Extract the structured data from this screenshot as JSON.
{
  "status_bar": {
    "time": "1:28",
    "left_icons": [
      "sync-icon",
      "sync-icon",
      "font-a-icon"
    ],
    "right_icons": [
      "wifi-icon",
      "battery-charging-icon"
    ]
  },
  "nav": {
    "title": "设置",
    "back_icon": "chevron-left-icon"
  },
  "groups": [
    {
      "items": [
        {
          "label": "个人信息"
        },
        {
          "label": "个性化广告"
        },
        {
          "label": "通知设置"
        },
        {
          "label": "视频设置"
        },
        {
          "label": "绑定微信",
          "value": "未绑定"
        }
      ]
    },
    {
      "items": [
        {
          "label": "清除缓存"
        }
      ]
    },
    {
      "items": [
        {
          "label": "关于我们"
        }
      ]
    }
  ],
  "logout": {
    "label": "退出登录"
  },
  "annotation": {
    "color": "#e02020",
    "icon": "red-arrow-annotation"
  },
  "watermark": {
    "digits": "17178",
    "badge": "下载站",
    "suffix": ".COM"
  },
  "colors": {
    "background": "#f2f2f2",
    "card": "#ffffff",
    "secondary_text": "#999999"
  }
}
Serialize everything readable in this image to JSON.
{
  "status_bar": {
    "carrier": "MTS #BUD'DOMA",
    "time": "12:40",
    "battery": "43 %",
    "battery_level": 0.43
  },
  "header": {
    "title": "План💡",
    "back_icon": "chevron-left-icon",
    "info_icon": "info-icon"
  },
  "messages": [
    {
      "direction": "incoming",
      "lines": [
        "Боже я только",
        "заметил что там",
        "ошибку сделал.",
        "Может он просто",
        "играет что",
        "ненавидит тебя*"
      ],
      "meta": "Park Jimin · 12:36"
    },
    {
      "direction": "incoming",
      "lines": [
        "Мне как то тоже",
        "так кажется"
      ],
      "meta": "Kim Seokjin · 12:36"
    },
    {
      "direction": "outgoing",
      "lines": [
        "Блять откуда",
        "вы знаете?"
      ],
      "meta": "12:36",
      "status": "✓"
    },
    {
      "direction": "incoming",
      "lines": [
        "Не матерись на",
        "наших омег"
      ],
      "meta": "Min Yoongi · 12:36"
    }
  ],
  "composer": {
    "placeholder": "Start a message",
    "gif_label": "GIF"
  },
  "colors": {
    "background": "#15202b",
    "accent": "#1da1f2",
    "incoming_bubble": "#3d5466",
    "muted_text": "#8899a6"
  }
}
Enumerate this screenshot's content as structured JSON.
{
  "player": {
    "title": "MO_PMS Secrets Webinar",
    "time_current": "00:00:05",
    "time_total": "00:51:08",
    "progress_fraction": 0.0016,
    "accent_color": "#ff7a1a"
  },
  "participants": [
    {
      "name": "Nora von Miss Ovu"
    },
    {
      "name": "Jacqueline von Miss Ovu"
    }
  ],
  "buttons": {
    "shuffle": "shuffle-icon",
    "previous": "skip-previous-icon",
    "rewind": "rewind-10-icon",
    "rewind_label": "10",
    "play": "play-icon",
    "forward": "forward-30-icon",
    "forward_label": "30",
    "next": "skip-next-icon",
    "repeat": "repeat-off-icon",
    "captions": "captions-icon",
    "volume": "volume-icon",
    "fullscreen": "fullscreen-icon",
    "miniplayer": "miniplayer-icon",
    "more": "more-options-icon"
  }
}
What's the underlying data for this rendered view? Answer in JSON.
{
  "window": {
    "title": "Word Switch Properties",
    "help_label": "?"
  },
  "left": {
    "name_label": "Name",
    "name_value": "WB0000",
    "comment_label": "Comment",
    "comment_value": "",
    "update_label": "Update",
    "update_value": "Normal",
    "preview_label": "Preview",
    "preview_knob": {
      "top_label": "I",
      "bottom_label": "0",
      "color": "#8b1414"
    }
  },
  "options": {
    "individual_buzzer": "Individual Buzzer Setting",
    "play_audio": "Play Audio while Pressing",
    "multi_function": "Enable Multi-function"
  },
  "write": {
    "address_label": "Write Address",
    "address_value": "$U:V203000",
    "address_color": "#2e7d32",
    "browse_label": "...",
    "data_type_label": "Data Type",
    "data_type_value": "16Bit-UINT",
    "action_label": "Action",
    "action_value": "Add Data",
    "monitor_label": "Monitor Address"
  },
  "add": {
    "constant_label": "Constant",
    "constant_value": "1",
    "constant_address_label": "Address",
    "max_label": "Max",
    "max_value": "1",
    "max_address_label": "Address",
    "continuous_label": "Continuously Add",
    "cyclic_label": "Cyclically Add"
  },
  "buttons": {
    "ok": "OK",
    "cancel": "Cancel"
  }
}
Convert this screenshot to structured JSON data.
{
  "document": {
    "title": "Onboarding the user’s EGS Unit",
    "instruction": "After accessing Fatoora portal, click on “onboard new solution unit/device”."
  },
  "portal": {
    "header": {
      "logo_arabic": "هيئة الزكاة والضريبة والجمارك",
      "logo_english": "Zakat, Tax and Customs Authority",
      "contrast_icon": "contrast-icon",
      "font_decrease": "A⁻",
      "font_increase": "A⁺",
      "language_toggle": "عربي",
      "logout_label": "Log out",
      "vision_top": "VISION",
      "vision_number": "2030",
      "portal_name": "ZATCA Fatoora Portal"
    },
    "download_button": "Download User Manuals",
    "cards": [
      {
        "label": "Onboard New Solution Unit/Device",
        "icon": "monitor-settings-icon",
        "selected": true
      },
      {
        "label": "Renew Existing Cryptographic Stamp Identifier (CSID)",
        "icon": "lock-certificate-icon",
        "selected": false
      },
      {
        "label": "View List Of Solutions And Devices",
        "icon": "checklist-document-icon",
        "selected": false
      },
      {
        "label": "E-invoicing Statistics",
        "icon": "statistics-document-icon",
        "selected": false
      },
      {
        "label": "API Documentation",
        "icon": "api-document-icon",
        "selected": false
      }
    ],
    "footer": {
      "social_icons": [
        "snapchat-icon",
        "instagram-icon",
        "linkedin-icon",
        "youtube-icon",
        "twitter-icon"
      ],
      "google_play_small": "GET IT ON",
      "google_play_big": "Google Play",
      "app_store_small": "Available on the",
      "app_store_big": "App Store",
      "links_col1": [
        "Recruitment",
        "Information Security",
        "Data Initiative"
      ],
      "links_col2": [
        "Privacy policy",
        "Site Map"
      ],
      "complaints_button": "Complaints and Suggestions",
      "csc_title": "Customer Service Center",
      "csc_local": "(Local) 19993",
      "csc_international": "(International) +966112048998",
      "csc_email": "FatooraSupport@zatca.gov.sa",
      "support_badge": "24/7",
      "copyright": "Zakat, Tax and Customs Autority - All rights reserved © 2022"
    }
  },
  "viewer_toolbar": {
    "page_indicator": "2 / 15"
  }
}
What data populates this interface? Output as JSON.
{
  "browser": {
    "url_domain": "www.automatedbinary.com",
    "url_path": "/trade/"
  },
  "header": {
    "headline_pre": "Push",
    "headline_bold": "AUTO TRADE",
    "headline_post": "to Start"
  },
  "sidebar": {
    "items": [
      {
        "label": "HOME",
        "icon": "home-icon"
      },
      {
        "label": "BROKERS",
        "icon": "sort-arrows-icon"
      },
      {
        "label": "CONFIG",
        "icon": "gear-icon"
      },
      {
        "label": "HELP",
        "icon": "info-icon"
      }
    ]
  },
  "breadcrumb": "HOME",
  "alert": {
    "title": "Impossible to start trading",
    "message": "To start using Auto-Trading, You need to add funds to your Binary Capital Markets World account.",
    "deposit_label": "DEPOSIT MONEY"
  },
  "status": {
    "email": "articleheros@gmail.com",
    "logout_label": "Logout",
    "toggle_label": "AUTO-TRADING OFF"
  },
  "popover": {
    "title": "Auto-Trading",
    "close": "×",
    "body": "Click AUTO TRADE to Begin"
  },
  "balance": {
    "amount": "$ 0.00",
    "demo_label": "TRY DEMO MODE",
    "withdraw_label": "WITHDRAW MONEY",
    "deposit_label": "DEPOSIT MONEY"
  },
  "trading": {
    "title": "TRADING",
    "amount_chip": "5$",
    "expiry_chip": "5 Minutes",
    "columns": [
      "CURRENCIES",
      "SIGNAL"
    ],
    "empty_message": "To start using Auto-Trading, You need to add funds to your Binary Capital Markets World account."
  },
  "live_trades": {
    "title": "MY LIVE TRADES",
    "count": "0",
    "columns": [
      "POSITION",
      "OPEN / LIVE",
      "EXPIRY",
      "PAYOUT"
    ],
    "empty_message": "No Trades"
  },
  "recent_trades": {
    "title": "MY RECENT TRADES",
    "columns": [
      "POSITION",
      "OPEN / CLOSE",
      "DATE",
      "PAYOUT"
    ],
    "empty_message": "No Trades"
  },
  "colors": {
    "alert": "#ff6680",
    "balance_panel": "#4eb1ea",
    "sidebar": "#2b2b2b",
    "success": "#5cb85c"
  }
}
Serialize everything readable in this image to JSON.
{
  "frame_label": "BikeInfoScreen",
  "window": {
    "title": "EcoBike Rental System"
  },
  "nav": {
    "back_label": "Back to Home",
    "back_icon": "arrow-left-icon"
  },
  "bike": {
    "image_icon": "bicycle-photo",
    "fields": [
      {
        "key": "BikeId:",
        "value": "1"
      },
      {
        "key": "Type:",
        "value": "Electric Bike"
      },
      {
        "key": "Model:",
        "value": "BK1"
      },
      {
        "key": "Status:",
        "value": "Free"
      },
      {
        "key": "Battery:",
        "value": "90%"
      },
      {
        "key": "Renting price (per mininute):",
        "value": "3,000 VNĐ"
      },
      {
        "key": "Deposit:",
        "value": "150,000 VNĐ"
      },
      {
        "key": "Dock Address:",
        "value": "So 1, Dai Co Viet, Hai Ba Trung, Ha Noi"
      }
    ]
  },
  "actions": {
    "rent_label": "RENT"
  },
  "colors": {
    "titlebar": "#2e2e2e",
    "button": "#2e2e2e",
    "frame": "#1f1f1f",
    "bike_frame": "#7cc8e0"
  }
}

What is required: Keep only the lines that hold the string "World", and copy them out.

Result for this task:
    "message": "To start using Auto-Trading, You need to add funds to your Binary Capital Markets World account.",
    "empty_message": "To start using Auto-Trading, You need to add funds to your Binary Capital Markets World account."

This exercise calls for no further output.